>> START TASK INPUTS
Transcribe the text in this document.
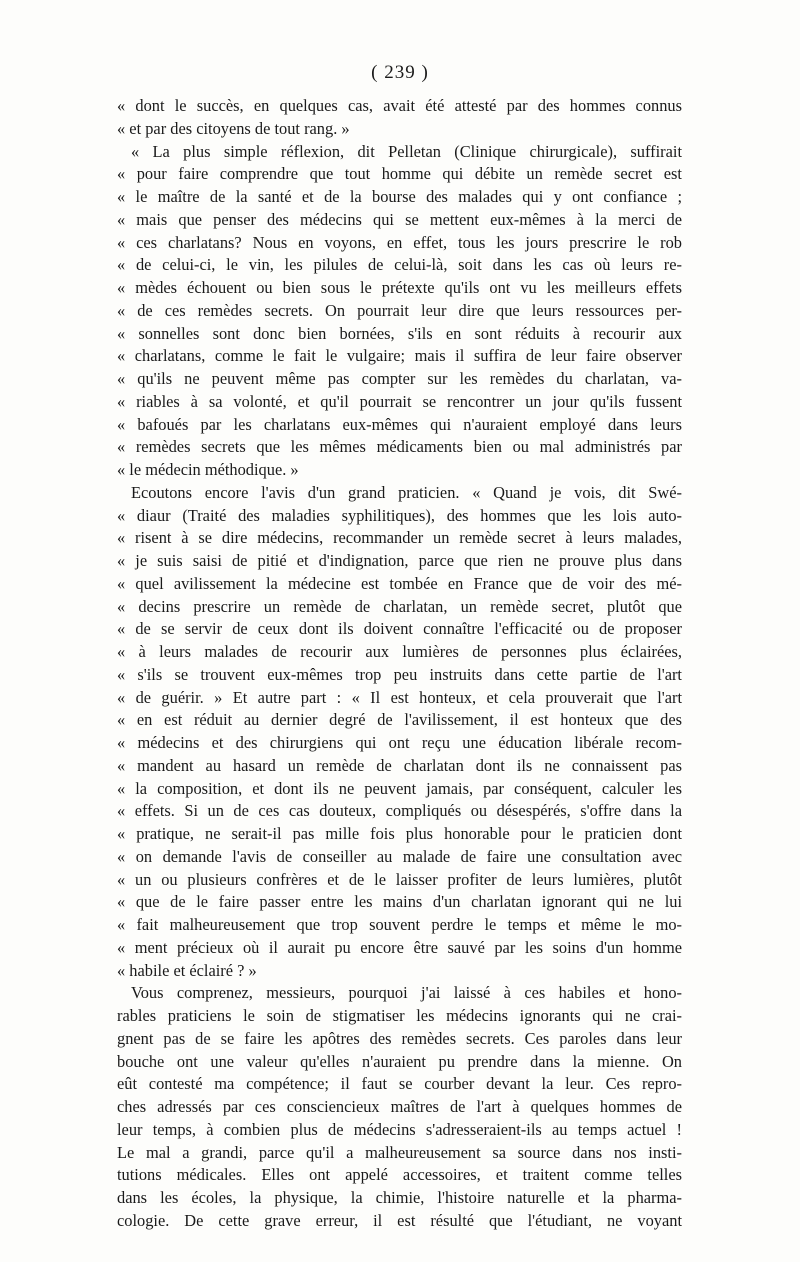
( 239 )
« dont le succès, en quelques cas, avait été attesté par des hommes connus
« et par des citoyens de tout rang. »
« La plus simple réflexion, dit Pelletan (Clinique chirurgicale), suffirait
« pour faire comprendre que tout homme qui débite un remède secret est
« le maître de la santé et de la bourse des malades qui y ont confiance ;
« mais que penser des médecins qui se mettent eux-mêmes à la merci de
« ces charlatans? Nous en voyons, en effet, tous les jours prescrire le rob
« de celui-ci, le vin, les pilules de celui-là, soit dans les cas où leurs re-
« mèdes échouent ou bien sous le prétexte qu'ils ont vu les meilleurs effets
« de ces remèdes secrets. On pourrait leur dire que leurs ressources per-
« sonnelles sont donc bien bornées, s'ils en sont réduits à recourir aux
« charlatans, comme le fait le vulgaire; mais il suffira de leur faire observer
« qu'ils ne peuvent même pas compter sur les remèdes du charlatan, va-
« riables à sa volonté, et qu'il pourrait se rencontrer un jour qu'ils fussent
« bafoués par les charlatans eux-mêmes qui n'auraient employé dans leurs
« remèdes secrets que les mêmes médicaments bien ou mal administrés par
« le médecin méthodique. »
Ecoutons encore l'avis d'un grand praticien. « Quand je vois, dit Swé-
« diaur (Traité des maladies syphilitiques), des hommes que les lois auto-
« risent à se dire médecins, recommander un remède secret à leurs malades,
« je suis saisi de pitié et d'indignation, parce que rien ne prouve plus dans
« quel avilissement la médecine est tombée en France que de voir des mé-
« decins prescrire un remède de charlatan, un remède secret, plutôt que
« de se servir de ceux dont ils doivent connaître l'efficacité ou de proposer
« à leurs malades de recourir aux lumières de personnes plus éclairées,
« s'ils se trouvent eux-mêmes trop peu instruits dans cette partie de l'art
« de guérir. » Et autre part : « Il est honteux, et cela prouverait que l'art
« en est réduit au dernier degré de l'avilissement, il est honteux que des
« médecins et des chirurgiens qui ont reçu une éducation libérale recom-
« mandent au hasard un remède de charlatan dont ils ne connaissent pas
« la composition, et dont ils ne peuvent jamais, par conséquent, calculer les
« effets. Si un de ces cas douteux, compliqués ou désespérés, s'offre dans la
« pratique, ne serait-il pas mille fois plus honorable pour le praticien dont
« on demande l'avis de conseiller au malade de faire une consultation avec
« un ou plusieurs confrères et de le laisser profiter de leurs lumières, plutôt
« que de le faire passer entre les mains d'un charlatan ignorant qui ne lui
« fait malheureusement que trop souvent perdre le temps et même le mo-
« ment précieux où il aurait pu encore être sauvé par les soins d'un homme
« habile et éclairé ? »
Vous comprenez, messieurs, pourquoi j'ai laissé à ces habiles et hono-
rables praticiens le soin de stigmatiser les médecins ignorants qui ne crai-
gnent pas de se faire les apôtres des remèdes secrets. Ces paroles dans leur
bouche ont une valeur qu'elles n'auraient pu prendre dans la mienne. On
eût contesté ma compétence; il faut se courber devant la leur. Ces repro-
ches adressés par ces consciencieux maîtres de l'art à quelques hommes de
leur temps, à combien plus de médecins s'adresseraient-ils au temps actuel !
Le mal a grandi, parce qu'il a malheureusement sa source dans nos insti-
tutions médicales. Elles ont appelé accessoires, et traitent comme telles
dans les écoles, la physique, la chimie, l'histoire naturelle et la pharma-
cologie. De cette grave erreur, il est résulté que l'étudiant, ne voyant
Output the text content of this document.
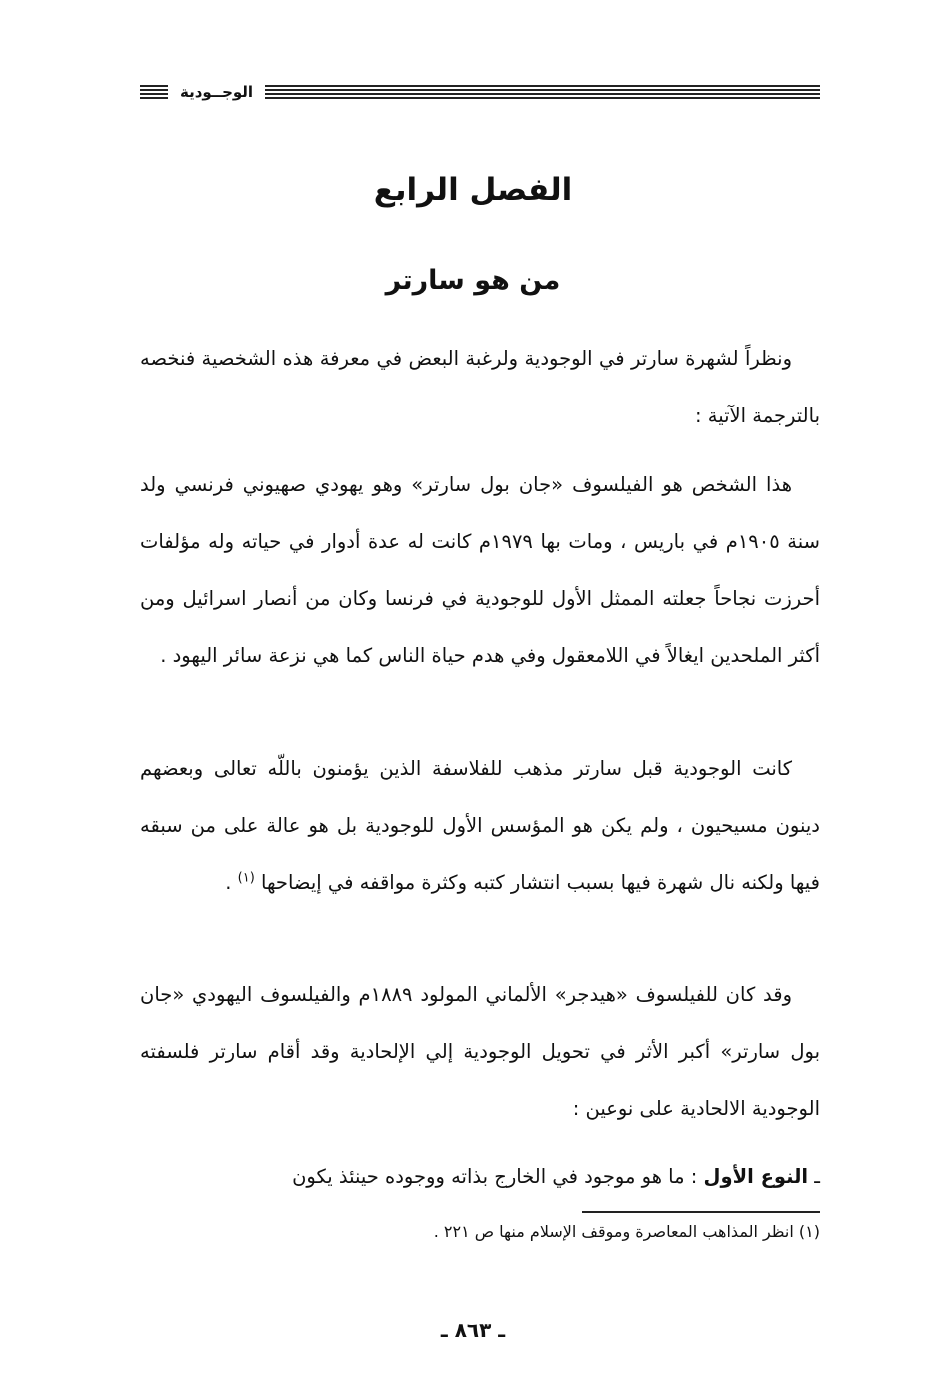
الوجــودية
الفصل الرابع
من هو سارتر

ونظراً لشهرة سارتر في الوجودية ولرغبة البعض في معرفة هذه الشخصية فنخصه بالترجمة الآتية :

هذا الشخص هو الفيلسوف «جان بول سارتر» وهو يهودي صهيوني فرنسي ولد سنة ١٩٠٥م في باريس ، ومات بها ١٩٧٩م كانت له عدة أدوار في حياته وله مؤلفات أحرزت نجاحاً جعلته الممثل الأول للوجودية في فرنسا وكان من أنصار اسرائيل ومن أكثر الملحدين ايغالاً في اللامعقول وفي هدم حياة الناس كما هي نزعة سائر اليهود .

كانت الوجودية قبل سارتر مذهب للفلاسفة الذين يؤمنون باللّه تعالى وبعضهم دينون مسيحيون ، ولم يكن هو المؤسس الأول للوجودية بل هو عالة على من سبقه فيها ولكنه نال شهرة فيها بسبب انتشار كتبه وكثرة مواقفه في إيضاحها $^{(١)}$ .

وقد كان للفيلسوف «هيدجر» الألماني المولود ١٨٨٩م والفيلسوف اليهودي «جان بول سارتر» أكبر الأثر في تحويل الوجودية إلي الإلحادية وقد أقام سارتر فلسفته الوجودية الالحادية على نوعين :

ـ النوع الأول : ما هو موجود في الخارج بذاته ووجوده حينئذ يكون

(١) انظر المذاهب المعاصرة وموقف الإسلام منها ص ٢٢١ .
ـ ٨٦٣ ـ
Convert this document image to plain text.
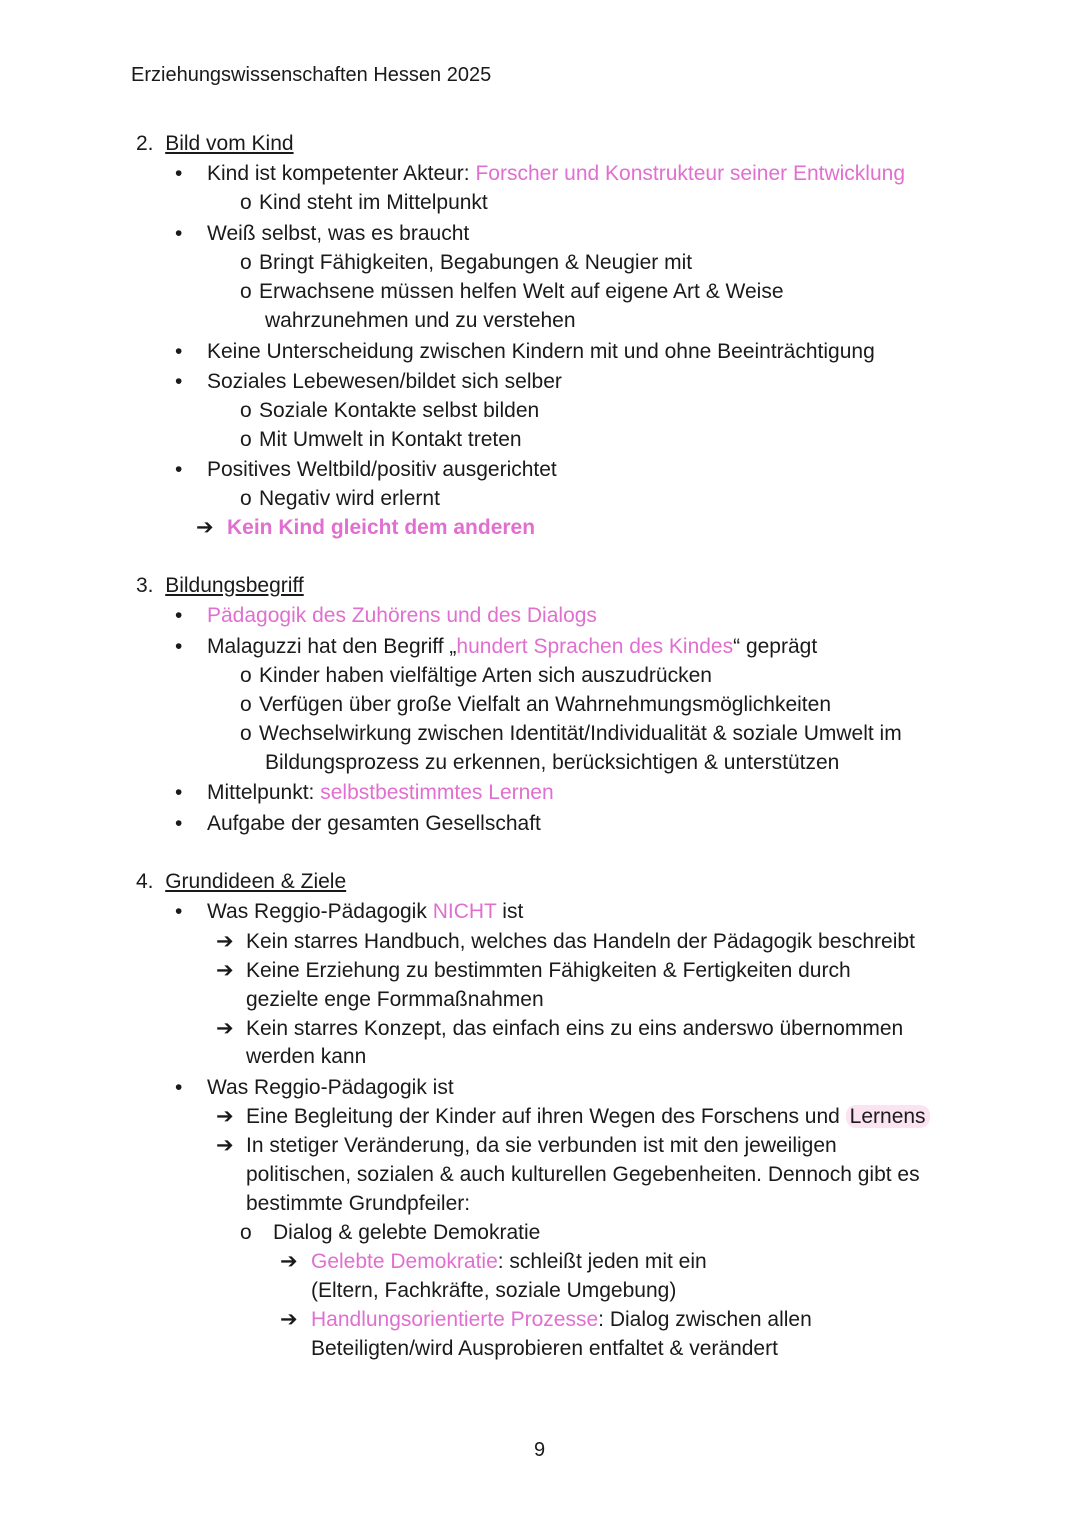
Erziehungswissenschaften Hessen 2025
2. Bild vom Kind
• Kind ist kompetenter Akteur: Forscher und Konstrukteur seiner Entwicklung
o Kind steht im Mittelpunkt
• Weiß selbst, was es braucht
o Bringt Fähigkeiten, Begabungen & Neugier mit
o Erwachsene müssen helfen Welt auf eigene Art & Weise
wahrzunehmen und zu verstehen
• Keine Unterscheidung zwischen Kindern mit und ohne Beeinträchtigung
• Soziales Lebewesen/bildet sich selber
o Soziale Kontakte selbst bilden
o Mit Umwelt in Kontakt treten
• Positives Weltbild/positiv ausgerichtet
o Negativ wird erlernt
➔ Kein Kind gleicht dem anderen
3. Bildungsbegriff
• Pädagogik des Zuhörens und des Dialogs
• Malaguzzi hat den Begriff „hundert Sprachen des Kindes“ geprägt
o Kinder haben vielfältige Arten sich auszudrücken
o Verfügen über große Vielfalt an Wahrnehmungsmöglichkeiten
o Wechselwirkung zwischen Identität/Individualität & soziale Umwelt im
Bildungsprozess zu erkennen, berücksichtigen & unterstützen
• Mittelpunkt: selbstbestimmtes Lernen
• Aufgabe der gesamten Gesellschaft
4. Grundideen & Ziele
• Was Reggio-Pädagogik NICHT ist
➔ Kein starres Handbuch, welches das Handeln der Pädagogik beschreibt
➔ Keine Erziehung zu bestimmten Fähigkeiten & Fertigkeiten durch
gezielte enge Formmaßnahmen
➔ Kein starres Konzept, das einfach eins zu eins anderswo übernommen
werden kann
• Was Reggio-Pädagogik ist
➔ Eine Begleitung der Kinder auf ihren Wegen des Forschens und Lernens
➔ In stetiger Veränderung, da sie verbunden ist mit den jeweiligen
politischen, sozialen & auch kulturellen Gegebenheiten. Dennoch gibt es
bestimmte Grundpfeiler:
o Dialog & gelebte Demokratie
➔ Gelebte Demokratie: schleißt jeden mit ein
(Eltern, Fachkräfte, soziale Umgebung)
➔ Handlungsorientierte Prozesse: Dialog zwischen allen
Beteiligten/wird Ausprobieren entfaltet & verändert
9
>> END TASK INPUTS
TO DO:
Look through the entries above and report each line where the string "wird" occurs.

PROBLEM SOLUTION:
o Negativ wird erlernt
Beteiligten/wird Ausprobieren entfaltet & verändert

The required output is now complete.